> GOAL OF THE EXERCISE
Wherever the string "this" appears in a line, extract that line.

Figure collection entries:
========

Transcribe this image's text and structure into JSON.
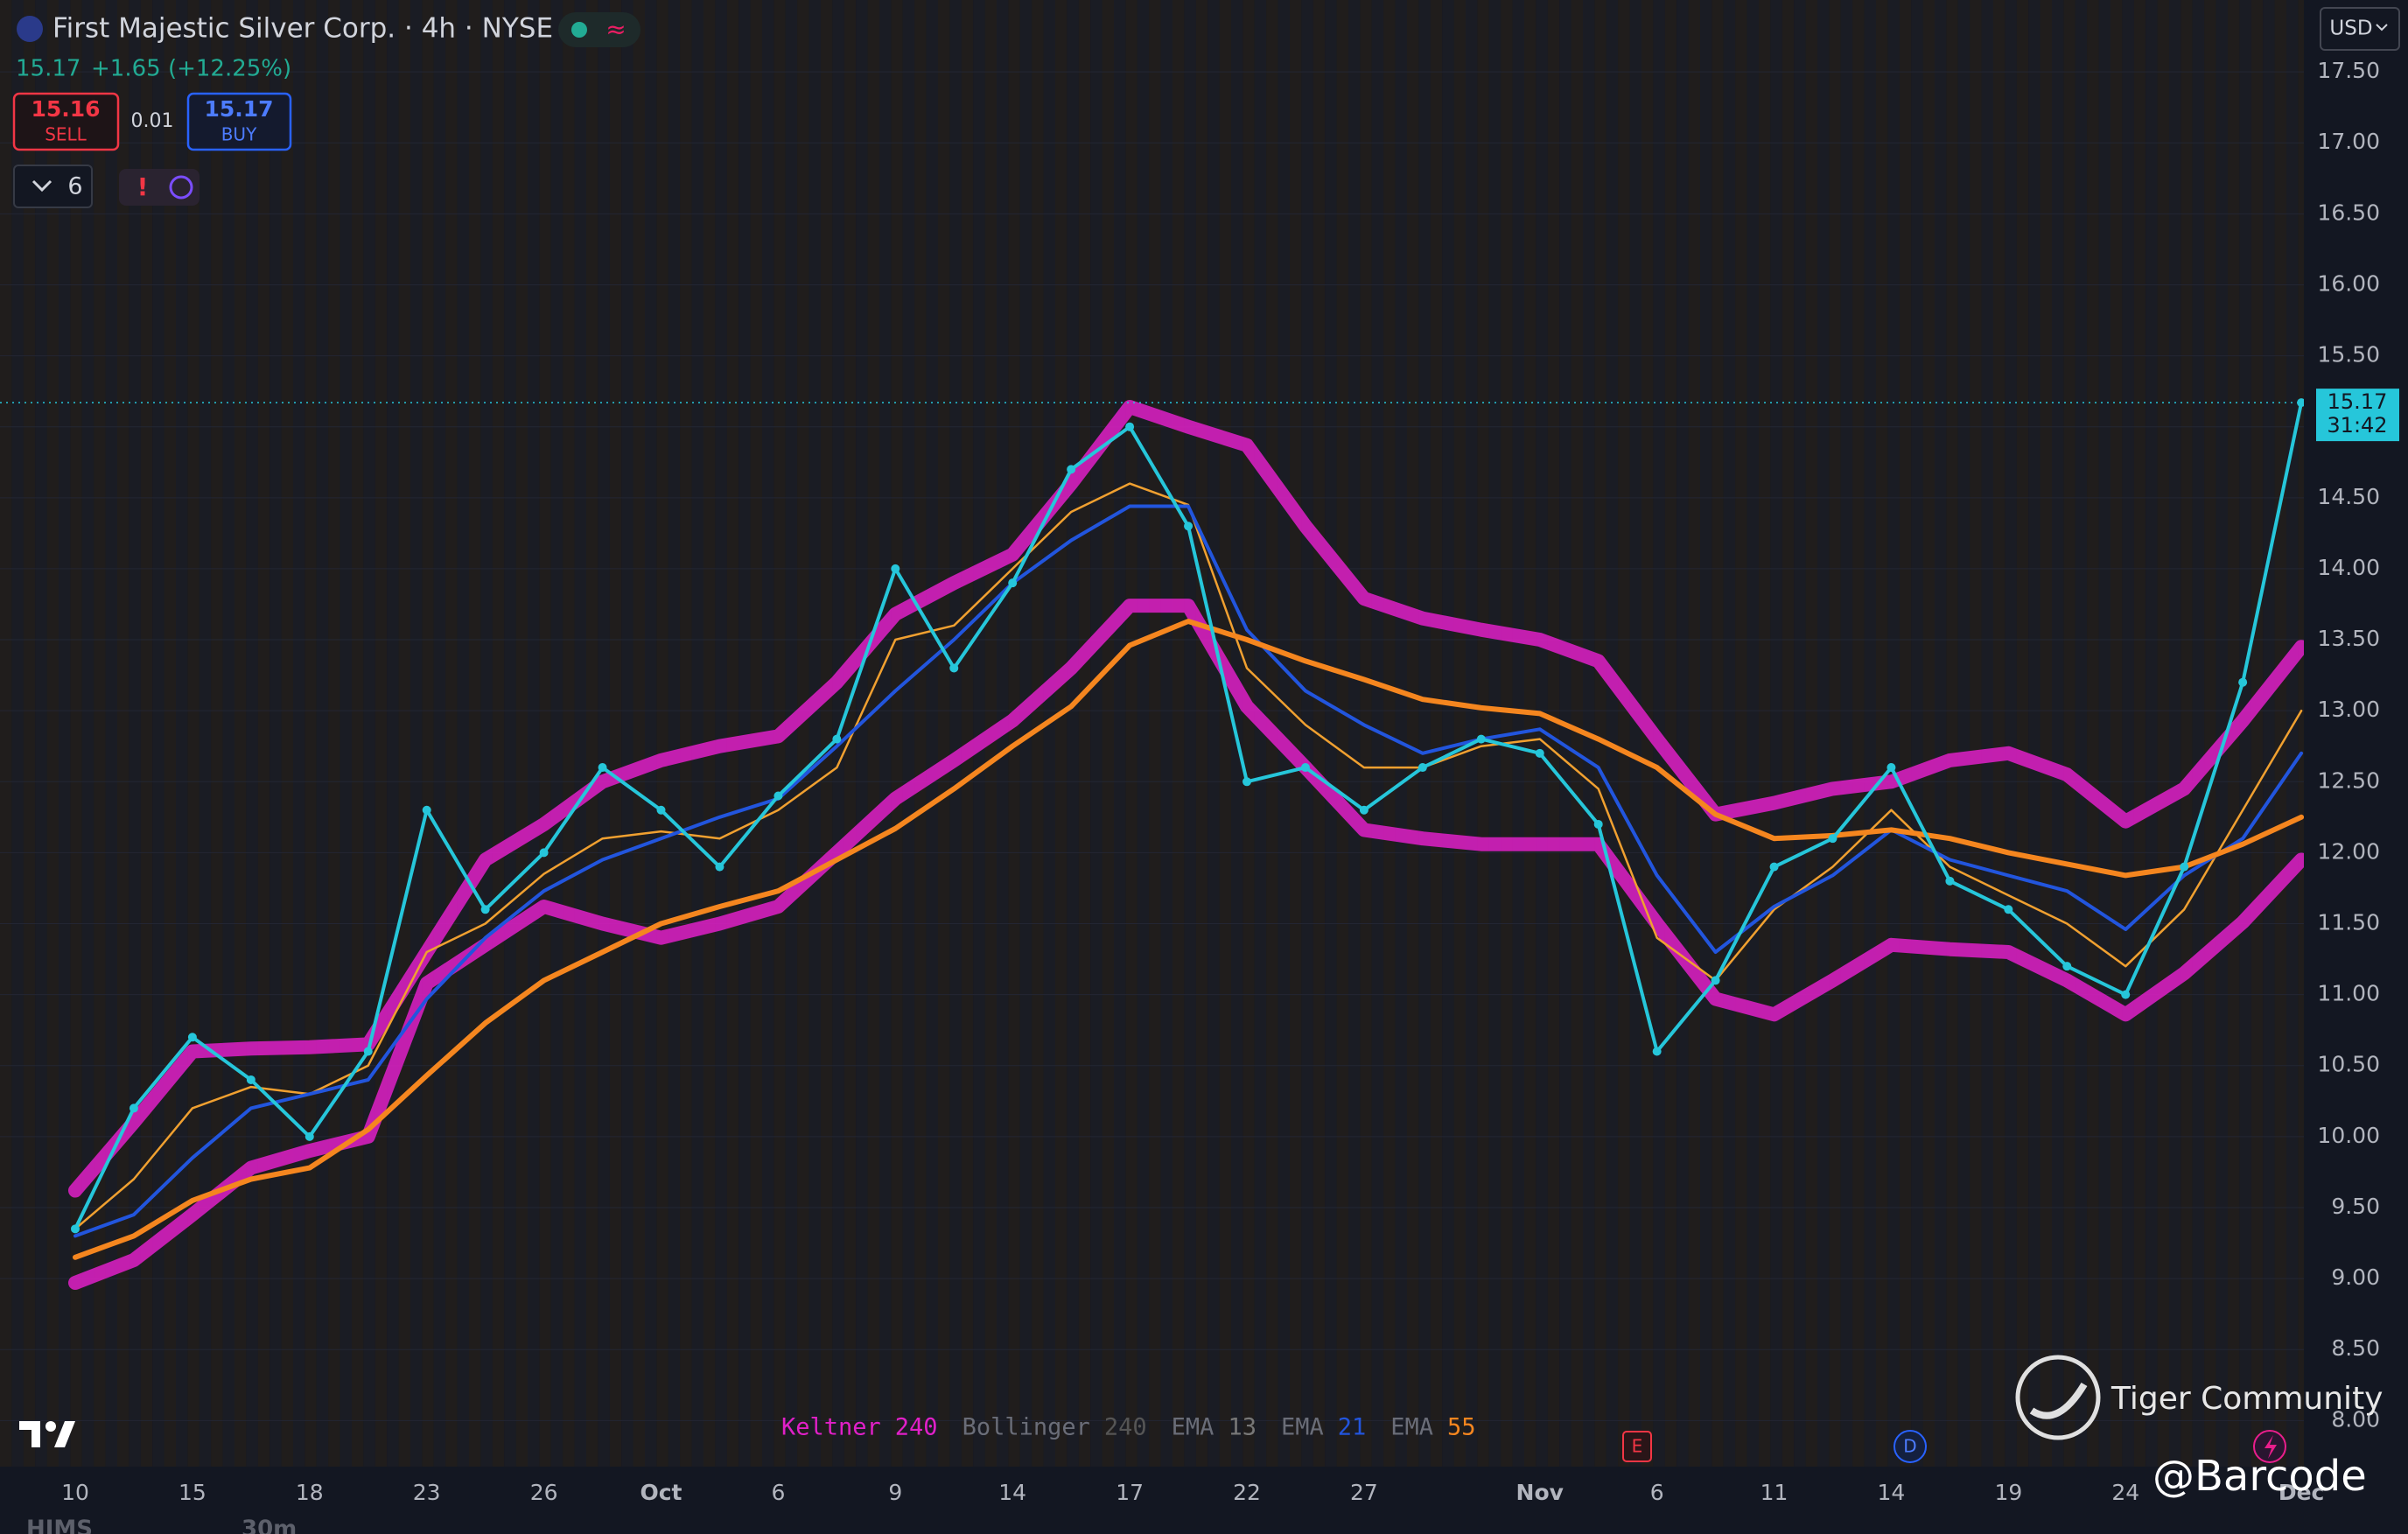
{
  "chart_data": {
    "type": "line",
    "title": "First Majestic Silver Corp. · 4h · NYSE",
    "categories": [
      "10",
      null,
      "15",
      null,
      "18",
      null,
      "23",
      null,
      "26",
      null,
      "Oct",
      null,
      "6",
      null,
      "9",
      null,
      "14",
      null,
      "17",
      null,
      "22",
      null,
      "27",
      null,
      null,
      "Nov",
      null,
      "6",
      null,
      "11",
      null,
      "14",
      null,
      "19",
      null,
      "24",
      null,
      null,
      "Dec"
    ],
    "close": [
      9.35,
      10.2,
      10.7,
      10.4,
      10.0,
      10.6,
      12.3,
      11.6,
      12.0,
      12.6,
      12.3,
      11.9,
      12.4,
      12.8,
      14.0,
      13.3,
      13.9,
      14.7,
      15.0,
      14.3,
      12.5,
      12.6,
      12.3,
      12.6,
      12.8,
      12.7,
      12.2,
      10.6,
      11.1,
      11.9,
      12.1,
      12.6,
      11.8,
      11.6,
      11.2,
      11.0,
      11.9,
      13.2,
      15.17
    ],
    "close_color": "#26c6da",
    "series": [
      {
        "name": "Keltner",
        "param": "240",
        "color": "#e020c8",
        "upper": [
          9.62,
          10.1,
          10.6,
          10.62,
          10.63,
          10.65,
          11.3,
          11.95,
          12.2,
          12.5,
          12.65,
          12.75,
          12.82,
          13.2,
          13.68,
          13.9,
          14.1,
          14.6,
          15.14,
          15.0,
          14.87,
          14.3,
          13.79,
          13.65,
          13.57,
          13.5,
          13.35,
          12.8,
          12.27,
          12.35,
          12.45,
          12.5,
          12.65,
          12.7,
          12.55,
          12.22,
          12.45,
          12.93,
          13.45
        ],
        "lower": [
          8.97,
          9.13,
          9.45,
          9.78,
          9.9,
          10.0,
          11.08,
          11.35,
          11.62,
          11.5,
          11.4,
          11.5,
          11.62,
          12.0,
          12.38,
          12.65,
          12.93,
          13.3,
          13.74,
          13.74,
          13.03,
          12.6,
          12.16,
          12.1,
          12.06,
          12.06,
          12.06,
          11.5,
          10.97,
          10.86,
          11.1,
          11.35,
          11.32,
          11.3,
          11.1,
          10.86,
          11.15,
          11.51,
          11.95
        ]
      },
      {
        "name": "Bollinger",
        "param": "240",
        "color": "#666666"
      },
      {
        "name": "EMA",
        "param": "13",
        "color": "#f0a030",
        "values": [
          9.35,
          9.7,
          10.2,
          10.35,
          10.3,
          10.5,
          11.3,
          11.5,
          11.85,
          12.1,
          12.15,
          12.1,
          12.3,
          12.6,
          13.5,
          13.6,
          14.0,
          14.4,
          14.6,
          14.45,
          13.3,
          12.9,
          12.6,
          12.6,
          12.75,
          12.8,
          12.45,
          11.4,
          11.1,
          11.6,
          11.9,
          12.3,
          11.9,
          11.7,
          11.5,
          11.2,
          11.6,
          12.3,
          13.0
        ]
      },
      {
        "name": "EMA",
        "param": "21",
        "color": "#2255dd",
        "values": [
          9.3,
          9.45,
          9.85,
          10.2,
          10.3,
          10.4,
          10.97,
          11.4,
          11.73,
          11.95,
          12.1,
          12.25,
          12.38,
          12.75,
          13.14,
          13.5,
          13.9,
          14.2,
          14.44,
          14.44,
          13.57,
          13.14,
          12.9,
          12.7,
          12.8,
          12.87,
          12.6,
          11.84,
          11.3,
          11.62,
          11.84,
          12.16,
          11.95,
          11.84,
          11.73,
          11.46,
          11.84,
          12.1,
          12.7
        ]
      },
      {
        "name": "EMA",
        "param": "55",
        "color": "#f5861f",
        "values": [
          9.15,
          9.3,
          9.55,
          9.7,
          9.78,
          10.05,
          10.43,
          10.8,
          11.1,
          11.3,
          11.5,
          11.62,
          11.73,
          11.95,
          12.17,
          12.45,
          12.75,
          13.03,
          13.46,
          13.63,
          13.5,
          13.35,
          13.22,
          13.08,
          13.02,
          12.98,
          12.8,
          12.6,
          12.27,
          12.1,
          12.12,
          12.16,
          12.1,
          12.0,
          11.92,
          11.84,
          11.9,
          12.06,
          12.25
        ]
      }
    ],
    "ylim": [
      7.7,
      18.0
    ],
    "yticks": [
      {
        "value": 8.0,
        "label": "8.00"
      },
      {
        "value": 8.5,
        "label": "8.50"
      },
      {
        "value": 9.0,
        "label": "9.00"
      },
      {
        "value": 9.5,
        "label": "9.50"
      },
      {
        "value": 10.0,
        "label": "10.00"
      },
      {
        "value": 10.5,
        "label": "10.50"
      },
      {
        "value": 11.0,
        "label": "11.00"
      },
      {
        "value": 11.5,
        "label": "11.50"
      },
      {
        "value": 12.0,
        "label": "12.00"
      },
      {
        "value": 12.5,
        "label": "12.50"
      },
      {
        "value": 13.0,
        "label": "13.00"
      },
      {
        "value": 13.5,
        "label": "13.50"
      },
      {
        "value": 14.0,
        "label": "14.00"
      },
      {
        "value": 14.5,
        "label": "14.50"
      },
      {
        "value": 15.0,
        "label": "15.00"
      },
      {
        "value": 15.5,
        "label": "15.50"
      },
      {
        "value": 16.0,
        "label": "16.00"
      },
      {
        "value": 16.5,
        "label": "16.50"
      },
      {
        "value": 17.0,
        "label": "17.00"
      },
      {
        "value": 17.5,
        "label": "17.50"
      }
    ],
    "grid": true,
    "last_price": 15.17,
    "currency": "USD"
  },
  "ui": {
    "price": "15.17",
    "change": "+1.65 (+12.25%)",
    "sell_price": "15.16",
    "sell": "SELL",
    "spread": "0.01",
    "buy_price": "15.17",
    "buy": "BUY",
    "indicators_count": "6",
    "countdown": "31:42",
    "events": [
      "E",
      "D"
    ],
    "watermark": "Tiger Community",
    "handle": "@Barcode",
    "bottom": [
      "HIMS",
      "30m"
    ]
  }
}
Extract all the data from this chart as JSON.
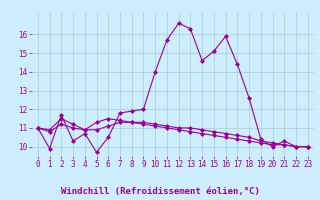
{
  "xlabel": "Windchill (Refroidissement éolien,°C)",
  "ylabel": "",
  "xlim": [
    -0.5,
    23.5
  ],
  "ylim": [
    9.5,
    17.2
  ],
  "yticks": [
    10,
    11,
    12,
    13,
    14,
    15,
    16
  ],
  "xticks": [
    0,
    1,
    2,
    3,
    4,
    5,
    6,
    7,
    8,
    9,
    10,
    11,
    12,
    13,
    14,
    15,
    16,
    17,
    18,
    19,
    20,
    21,
    22,
    23
  ],
  "line1_x": [
    0,
    1,
    2,
    3,
    4,
    5,
    6,
    7,
    8,
    9,
    10,
    11,
    12,
    13,
    14,
    15,
    16,
    17,
    18,
    19,
    20,
    21,
    22,
    23
  ],
  "line1_y": [
    11.0,
    9.9,
    11.7,
    10.3,
    10.7,
    9.7,
    10.5,
    11.8,
    11.9,
    12.0,
    14.0,
    15.7,
    16.6,
    16.3,
    14.6,
    15.1,
    15.9,
    14.4,
    12.6,
    10.4,
    10.0,
    10.3,
    10.0,
    10.0
  ],
  "line2_x": [
    0,
    1,
    2,
    3,
    4,
    5,
    6,
    7,
    8,
    9,
    10,
    11,
    12,
    13,
    14,
    15,
    16,
    17,
    18,
    19,
    20,
    21,
    22,
    23
  ],
  "line2_y": [
    11.0,
    10.9,
    11.5,
    11.2,
    10.9,
    11.3,
    11.5,
    11.4,
    11.3,
    11.2,
    11.1,
    11.0,
    10.9,
    10.8,
    10.7,
    10.6,
    10.5,
    10.4,
    10.3,
    10.2,
    10.1,
    10.1,
    10.0,
    10.0
  ],
  "line3_x": [
    0,
    1,
    2,
    3,
    4,
    5,
    6,
    7,
    8,
    9,
    10,
    11,
    12,
    13,
    14,
    15,
    16,
    17,
    18,
    19,
    20,
    21,
    22,
    23
  ],
  "line3_y": [
    11.0,
    10.8,
    11.2,
    11.0,
    10.9,
    10.9,
    11.1,
    11.3,
    11.3,
    11.3,
    11.2,
    11.1,
    11.0,
    11.0,
    10.9,
    10.8,
    10.7,
    10.6,
    10.5,
    10.3,
    10.2,
    10.1,
    10.0,
    10.0
  ],
  "line_color": "#990099",
  "marker": "D",
  "markersize": 2.0,
  "linewidth": 0.8,
  "bg_color": "#cceeff",
  "grid_color": "#aacccc",
  "tick_label_color": "#990099",
  "axis_label_color": "#990099",
  "tick_fontsize": 5.5,
  "xlabel_fontsize": 6.5,
  "xlabel_fontweight": "bold"
}
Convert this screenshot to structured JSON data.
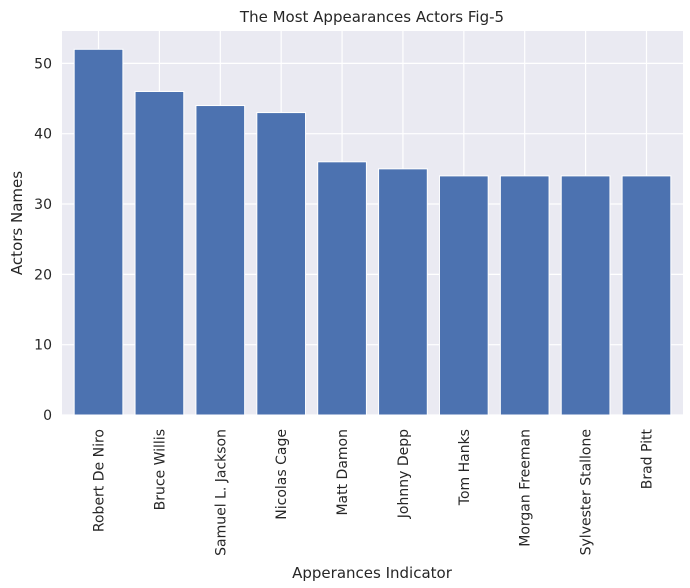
{
  "chart_data": {
    "type": "bar",
    "title": "The Most Appearances Actors Fig-5",
    "xlabel": "Apperances Indicator",
    "ylabel": "Actors Names",
    "categories": [
      "Robert De Niro",
      "Bruce Willis",
      "Samuel L. Jackson",
      "Nicolas Cage",
      "Matt Damon",
      "Johnny Depp",
      "Tom Hanks",
      "Morgan Freeman",
      "Sylvester Stallone",
      "Brad Pitt"
    ],
    "values": [
      52,
      46,
      44,
      43,
      36,
      35,
      34,
      34,
      34,
      34
    ],
    "ylim": [
      0,
      54.6
    ],
    "yticks": [
      0,
      10,
      20,
      30,
      40,
      50
    ],
    "grid": true,
    "colors": {
      "bar": "#4c72b0",
      "plot_background": "#eaeaf2",
      "grid": "#ffffff",
      "text": "#262626"
    }
  }
}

========

> OUTPUT BELOW
Transcribe this image's text and structure into JSON.
Extract all the data from this chart as JSON.
Convert this screenshot to structured JSON data.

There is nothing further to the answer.